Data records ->
** Start **

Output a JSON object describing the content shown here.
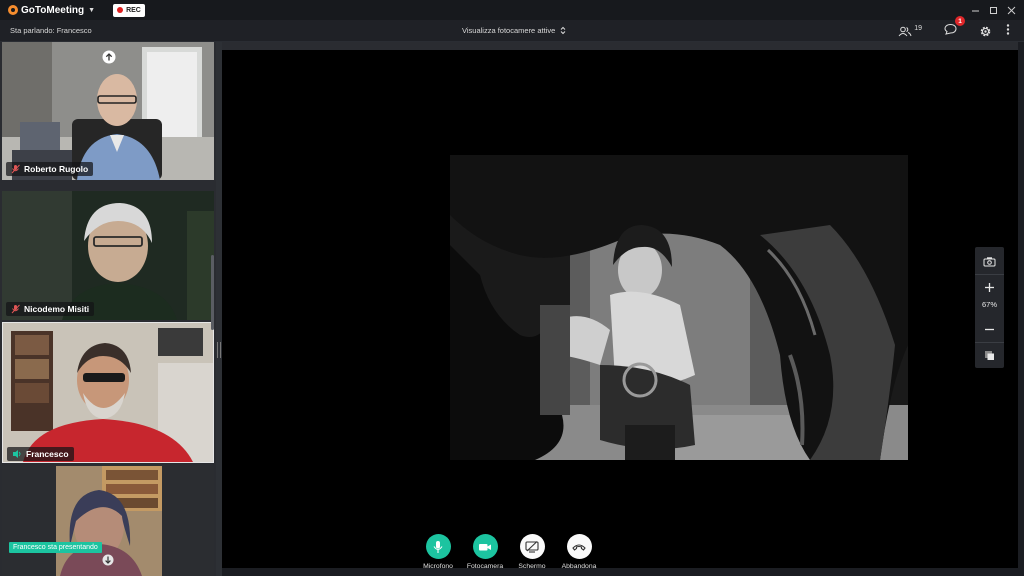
{
  "app": {
    "name": "GoToMeeting",
    "rec_label": "REC"
  },
  "infobar": {
    "speaking_text": "Sta parlando: Francesco",
    "view_select_label": "Visualizza fotocamere attive",
    "attendee_count": "19",
    "chat_badge_count": "1"
  },
  "participants": [
    {
      "name": "Roberto Rugolo",
      "mic": "muted"
    },
    {
      "name": "Nicodemo Misiti",
      "mic": "muted"
    },
    {
      "name": "Francesco",
      "mic": "speaking"
    },
    {
      "name": "",
      "mic": "none"
    }
  ],
  "presenting_text": "Francesco sta presentando",
  "zoom": {
    "level": "67%"
  },
  "controls": [
    {
      "label": "Microfono",
      "icon": "microphone-icon",
      "color": "#1cc4a0"
    },
    {
      "label": "Fotocamera",
      "icon": "camera-icon",
      "color": "#1cc4a0"
    },
    {
      "label": "Schermo",
      "icon": "screen-share-icon",
      "color": "#fafafa"
    },
    {
      "label": "Abbandona",
      "icon": "hang-up-icon",
      "color": "#fafafa"
    }
  ],
  "colors": {
    "accent": "#1cc4a0",
    "badge": "#e0272a",
    "background": "#1b1d22",
    "brand": "#f68d2e"
  }
}
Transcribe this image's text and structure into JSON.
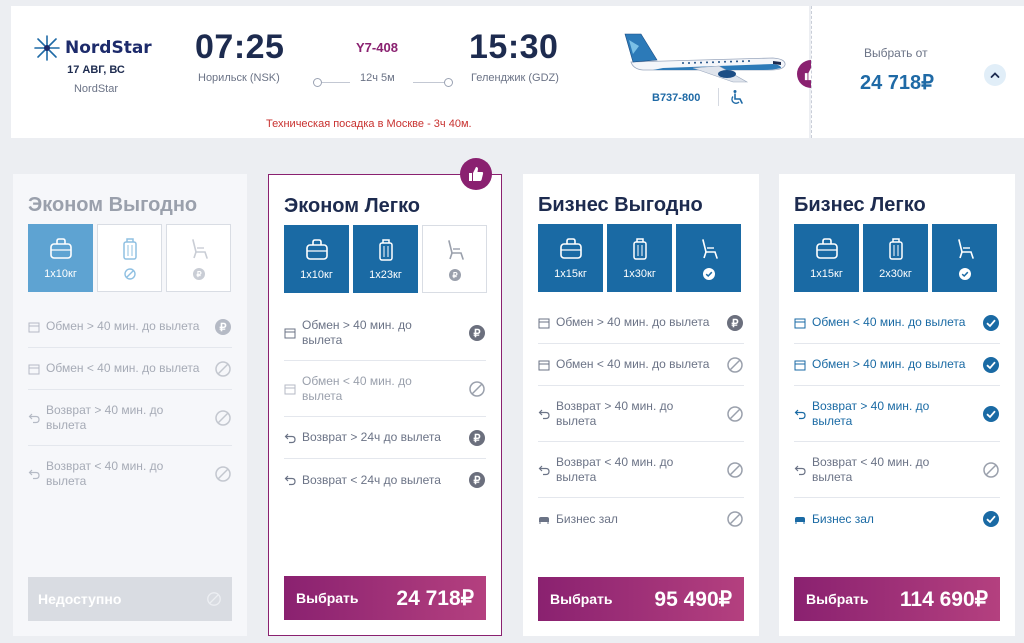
{
  "flight": {
    "airline_logo": "NordStar",
    "date": "17 АВГ, ВС",
    "airline": "NordStar",
    "departure_time": "07:25",
    "departure_city": "Норильск (NSK)",
    "flight_number": "Y7-408",
    "duration": "12ч 5м",
    "arrival_time": "15:30",
    "arrival_city": "Геленджик (GDZ)",
    "aircraft": "B737-800",
    "notice": "Техническая посадка в Москве - 3ч 40м."
  },
  "price_panel": {
    "label": "Выбрать от",
    "price": "24 718₽"
  },
  "colors": {
    "brand_purple": "#8a2170",
    "brand_blue": "#1a6aa4",
    "notice_red": "#c8312f"
  },
  "tariffs": [
    {
      "title": "Эконом Выгодно",
      "state": "unavailable",
      "bags": [
        {
          "label": "1x10кг",
          "on": true,
          "icon": "handbag-icon"
        },
        {
          "label": "",
          "on": false,
          "icon": "suitcase-icon",
          "status": "not-included"
        },
        {
          "label": "",
          "on": false,
          "icon": "seat-icon",
          "status": "paid"
        }
      ],
      "options": [
        {
          "text": "Обмен > 40 мин. до вылета",
          "icon": "calendar-icon",
          "status": "paid"
        },
        {
          "text": "Обмен < 40 мин. до вылета",
          "icon": "calendar-icon",
          "status": "not-included"
        },
        {
          "text": "Возврат > 40 мин. до вылета",
          "icon": "return-icon",
          "status": "not-included"
        },
        {
          "text": "Возврат < 40 мин. до вылета",
          "icon": "return-icon",
          "status": "not-included"
        }
      ],
      "button_label": "Недоступно",
      "button_price": ""
    },
    {
      "title": "Эконом Легко",
      "state": "recommended",
      "bags": [
        {
          "label": "1x10кг",
          "on": true,
          "icon": "handbag-icon"
        },
        {
          "label": "1x23кг",
          "on": true,
          "icon": "suitcase-icon"
        },
        {
          "label": "",
          "on": false,
          "icon": "seat-icon",
          "status": "paid"
        }
      ],
      "options": [
        {
          "text": "Обмен > 40 мин. до вылета",
          "icon": "calendar-icon",
          "status": "paid"
        },
        {
          "text": "Обмен < 40 мин. до вылета",
          "icon": "calendar-icon",
          "status": "not-included"
        },
        {
          "text": "Возврат > 24ч до вылета",
          "icon": "return-icon",
          "status": "paid"
        },
        {
          "text": "Возврат < 24ч до вылета",
          "icon": "return-icon",
          "status": "paid"
        }
      ],
      "button_label": "Выбрать",
      "button_price": "24 718₽"
    },
    {
      "title": "Бизнес Выгодно",
      "state": "available",
      "bags": [
        {
          "label": "1x15кг",
          "on": true,
          "icon": "handbag-icon"
        },
        {
          "label": "1x30кг",
          "on": true,
          "icon": "suitcase-icon"
        },
        {
          "label": "",
          "on": true,
          "icon": "seat-icon",
          "status": "included"
        }
      ],
      "options": [
        {
          "text": "Обмен > 40 мин. до вылета",
          "icon": "calendar-icon",
          "status": "paid"
        },
        {
          "text": "Обмен < 40 мин. до вылета",
          "icon": "calendar-icon",
          "status": "not-included"
        },
        {
          "text": "Возврат > 40 мин. до вылета",
          "icon": "return-icon",
          "status": "not-included"
        },
        {
          "text": "Возврат < 40 мин. до вылета",
          "icon": "return-icon",
          "status": "not-included"
        },
        {
          "text": "Бизнес зал",
          "icon": "lounge-icon",
          "status": "not-included"
        }
      ],
      "button_label": "Выбрать",
      "button_price": "95 490₽"
    },
    {
      "title": "Бизнес Легко",
      "state": "available",
      "bags": [
        {
          "label": "1x15кг",
          "on": true,
          "icon": "handbag-icon"
        },
        {
          "label": "2x30кг",
          "on": true,
          "icon": "suitcase-icon"
        },
        {
          "label": "",
          "on": true,
          "icon": "seat-icon",
          "status": "included"
        }
      ],
      "options": [
        {
          "text": "Обмен < 40 мин. до вылета",
          "icon": "calendar-icon",
          "status": "included"
        },
        {
          "text": "Обмен > 40 мин. до вылета",
          "icon": "calendar-icon",
          "status": "included"
        },
        {
          "text": "Возврат > 40 мин. до вылета",
          "icon": "return-icon",
          "status": "included"
        },
        {
          "text": "Возврат < 40 мин. до вылета",
          "icon": "return-icon",
          "status": "not-included"
        },
        {
          "text": "Бизнес зал",
          "icon": "lounge-icon",
          "status": "included"
        }
      ],
      "button_label": "Выбрать",
      "button_price": "114 690₽"
    }
  ]
}
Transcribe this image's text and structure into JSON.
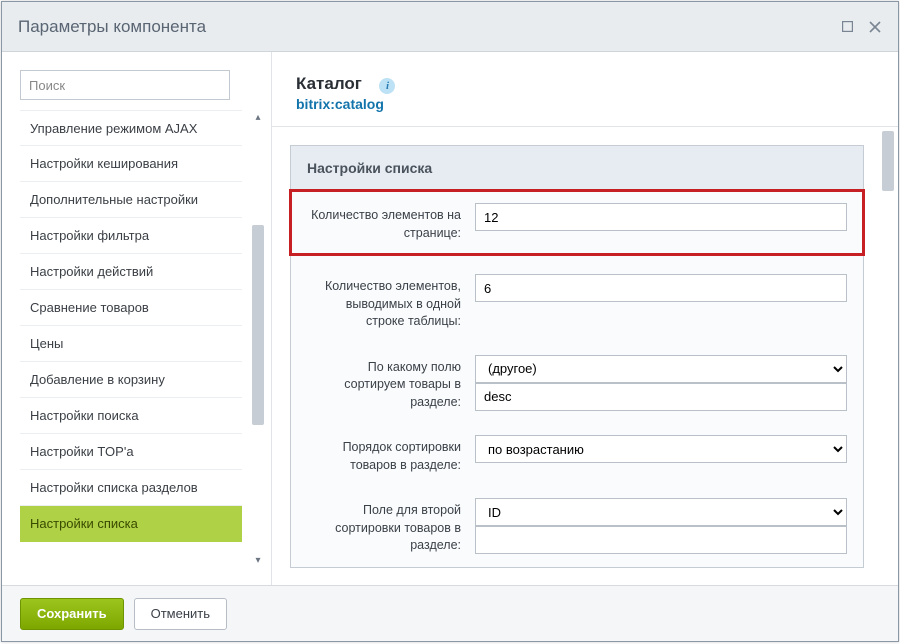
{
  "window": {
    "title": "Параметры компонента"
  },
  "sidebar": {
    "searchPlaceholder": "Поиск",
    "items": [
      "Управление режимом AJAX",
      "Настройки кеширования",
      "Дополнительные настройки",
      "Настройки фильтра",
      "Настройки действий",
      "Сравнение товаров",
      "Цены",
      "Добавление в корзину",
      "Настройки поиска",
      "Настройки TOP'а",
      "Настройки списка разделов",
      "Настройки списка"
    ],
    "activeIndex": 11
  },
  "header": {
    "title": "Каталог",
    "component": "bitrix:catalog"
  },
  "section": {
    "title": "Настройки списка",
    "fields": {
      "pageCount": {
        "label": "Количество элементов на странице:",
        "value": "12"
      },
      "rowCount": {
        "label": "Количество элементов, выводимых в одной строке таблицы:",
        "value": "6"
      },
      "sortField": {
        "label": "По какому полю сортируем товары в разделе:",
        "selectValue": "(другое)",
        "inputValue": "desc"
      },
      "sortOrder": {
        "label": "Порядок сортировки товаров в разделе:",
        "selectValue": "по возрастанию"
      },
      "sortField2": {
        "label": "Поле для второй сортировки товаров в разделе:",
        "selectValue": "ID",
        "inputValue": ""
      }
    }
  },
  "footer": {
    "save": "Сохранить",
    "cancel": "Отменить"
  }
}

** End **

PROMPT ->
Take the listing above and restate it word for word, without its pictures.

SOLUTION TO THE PROBLEM ->
Output a JSON object describing the content shown here.
{
  "app": {
    "name": "GoToMeeting",
    "rec_label": "REC"
  },
  "infobar": {
    "speaking_text": "Sta parlando: Francesco",
    "view_select_label": "Visualizza fotocamere attive",
    "attendee_count": "19",
    "chat_badge_count": "1"
  },
  "participants": [
    {
      "name": "Roberto Rugolo",
      "mic": "muted"
    },
    {
      "name": "Nicodemo Misiti",
      "mic": "muted"
    },
    {
      "name": "Francesco",
      "mic": "speaking"
    },
    {
      "name": "",
      "mic": "none"
    }
  ],
  "presenting_text": "Francesco sta presentando",
  "zoom": {
    "level": "67%"
  },
  "controls": [
    {
      "label": "Microfono",
      "icon": "microphone-icon",
      "color": "#1cc4a0"
    },
    {
      "label": "Fotocamera",
      "icon": "camera-icon",
      "color": "#1cc4a0"
    },
    {
      "label": "Schermo",
      "icon": "screen-share-icon",
      "color": "#fafafa"
    },
    {
      "label": "Abbandona",
      "icon": "hang-up-icon",
      "color": "#fafafa"
    }
  ],
  "colors": {
    "accent": "#1cc4a0",
    "badge": "#e0272a",
    "background": "#1b1d22",
    "brand": "#f68d2e"
  }
}
Transcribe this image's text and structure into JSON.
{
  "flight": {
    "airline_logo": "NordStar",
    "date": "17 АВГ, ВС",
    "airline": "NordStar",
    "departure_time": "07:25",
    "departure_city": "Норильск (NSK)",
    "flight_number": "Y7-408",
    "duration": "12ч 5м",
    "arrival_time": "15:30",
    "arrival_city": "Геленджик (GDZ)",
    "aircraft": "B737-800",
    "notice": "Техническая посадка в Москве - 3ч 40м."
  },
  "price_panel": {
    "label": "Выбрать от",
    "price": "24 718₽"
  },
  "colors": {
    "brand_purple": "#8a2170",
    "brand_blue": "#1a6aa4",
    "notice_red": "#c8312f"
  },
  "tariffs": [
    {
      "title": "Эконом Выгодно",
      "state": "unavailable",
      "bags": [
        {
          "label": "1x10кг",
          "on": true,
          "icon": "handbag-icon"
        },
        {
          "label": "",
          "on": false,
          "icon": "suitcase-icon",
          "status": "not-included"
        },
        {
          "label": "",
          "on": false,
          "icon": "seat-icon",
          "status": "paid"
        }
      ],
      "options": [
        {
          "text": "Обмен > 40 мин. до вылета",
          "icon": "calendar-icon",
          "status": "paid"
        },
        {
          "text": "Обмен < 40 мин. до вылета",
          "icon": "calendar-icon",
          "status": "not-included"
        },
        {
          "text": "Возврат > 40 мин. до вылета",
          "icon": "return-icon",
          "status": "not-included"
        },
        {
          "text": "Возврат < 40 мин. до вылета",
          "icon": "return-icon",
          "status": "not-included"
        }
      ],
      "button_label": "Недоступно",
      "button_price": ""
    },
    {
      "title": "Эконом Легко",
      "state": "recommended",
      "bags": [
        {
          "label": "1x10кг",
          "on": true,
          "icon": "handbag-icon"
        },
        {
          "label": "1x23кг",
          "on": true,
          "icon": "suitcase-icon"
        },
        {
          "label": "",
          "on": false,
          "icon": "seat-icon",
          "status": "paid"
        }
      ],
      "options": [
        {
          "text": "Обмен > 40 мин. до вылета",
          "icon": "calendar-icon",
          "status": "paid"
        },
        {
          "text": "Обмен < 40 мин. до вылета",
          "icon": "calendar-icon",
          "status": "not-included"
        },
        {
          "text": "Возврат > 24ч до вылета",
          "icon": "return-icon",
          "status": "paid"
        },
        {
          "text": "Возврат < 24ч до вылета",
          "icon": "return-icon",
          "status": "paid"
        }
      ],
      "button_label": "Выбрать",
      "button_price": "24 718₽"
    },
    {
      "title": "Бизнес Выгодно",
      "state": "available",
      "bags": [
        {
          "label": "1x15кг",
          "on": true,
          "icon": "handbag-icon"
        },
        {
          "label": "1x30кг",
          "on": true,
          "icon": "suitcase-icon"
        },
        {
          "label": "",
          "on": true,
          "icon": "seat-icon",
          "status": "included"
        }
      ],
      "options": [
        {
          "text": "Обмен > 40 мин. до вылета",
          "icon": "calendar-icon",
          "status": "paid"
        },
        {
          "text": "Обмен < 40 мин. до вылета",
          "icon": "calendar-icon",
          "status": "not-included"
        },
        {
          "text": "Возврат > 40 мин. до вылета",
          "icon": "return-icon",
          "status": "not-included"
        },
        {
          "text": "Возврат < 40 мин. до вылета",
          "icon": "return-icon",
          "status": "not-included"
        },
        {
          "text": "Бизнес зал",
          "icon": "lounge-icon",
          "status": "not-included"
        }
      ],
      "button_label": "Выбрать",
      "button_price": "95 490₽"
    },
    {
      "title": "Бизнес Легко",
      "state": "available",
      "bags": [
        {
          "label": "1x15кг",
          "on": true,
          "icon": "handbag-icon"
        },
        {
          "label": "2x30кг",
          "on": true,
          "icon": "suitcase-icon"
        },
        {
          "label": "",
          "on": true,
          "icon": "seat-icon",
          "status": "included"
        }
      ],
      "options": [
        {
          "text": "Обмен < 40 мин. до вылета",
          "icon": "calendar-icon",
          "status": "included"
        },
        {
          "text": "Обмен > 40 мин. до вылета",
          "icon": "calendar-icon",
          "status": "included"
        },
        {
          "text": "Возврат > 40 мин. до вылета",
          "icon": "return-icon",
          "status": "included"
        },
        {
          "text": "Возврат < 40 мин. до вылета",
          "icon": "return-icon",
          "status": "not-included"
        },
        {
          "text": "Бизнес зал",
          "icon": "lounge-icon",
          "status": "included"
        }
      ],
      "button_label": "Выбрать",
      "button_price": "114 690₽"
    }
  ]
}
Transcribe this image's text and structure into JSON.
{
  "window": {
    "title": "Параметры компонента"
  },
  "sidebar": {
    "searchPlaceholder": "Поиск",
    "items": [
      "Управление режимом AJAX",
      "Настройки кеширования",
      "Дополнительные настройки",
      "Настройки фильтра",
      "Настройки действий",
      "Сравнение товаров",
      "Цены",
      "Добавление в корзину",
      "Настройки поиска",
      "Настройки TOP'а",
      "Настройки списка разделов",
      "Настройки списка"
    ],
    "activeIndex": 11
  },
  "header": {
    "title": "Каталог",
    "component": "bitrix:catalog"
  },
  "section": {
    "title": "Настройки списка",
    "fields": {
      "pageCount": {
        "label": "Количество элементов на странице:",
        "value": "12"
      },
      "rowCount": {
        "label": "Количество элементов, выводимых в одной строке таблицы:",
        "value": "6"
      },
      "sortField": {
        "label": "По какому полю сортируем товары в разделе:",
        "selectValue": "(другое)",
        "inputValue": "desc"
      },
      "sortOrder": {
        "label": "Порядок сортировки товаров в разделе:",
        "selectValue": "по возрастанию"
      },
      "sortField2": {
        "label": "Поле для второй сортировки товаров в разделе:",
        "selectValue": "ID",
        "inputValue": ""
      }
    }
  },
  "footer": {
    "save": "Сохранить",
    "cancel": "Отменить"
  }
}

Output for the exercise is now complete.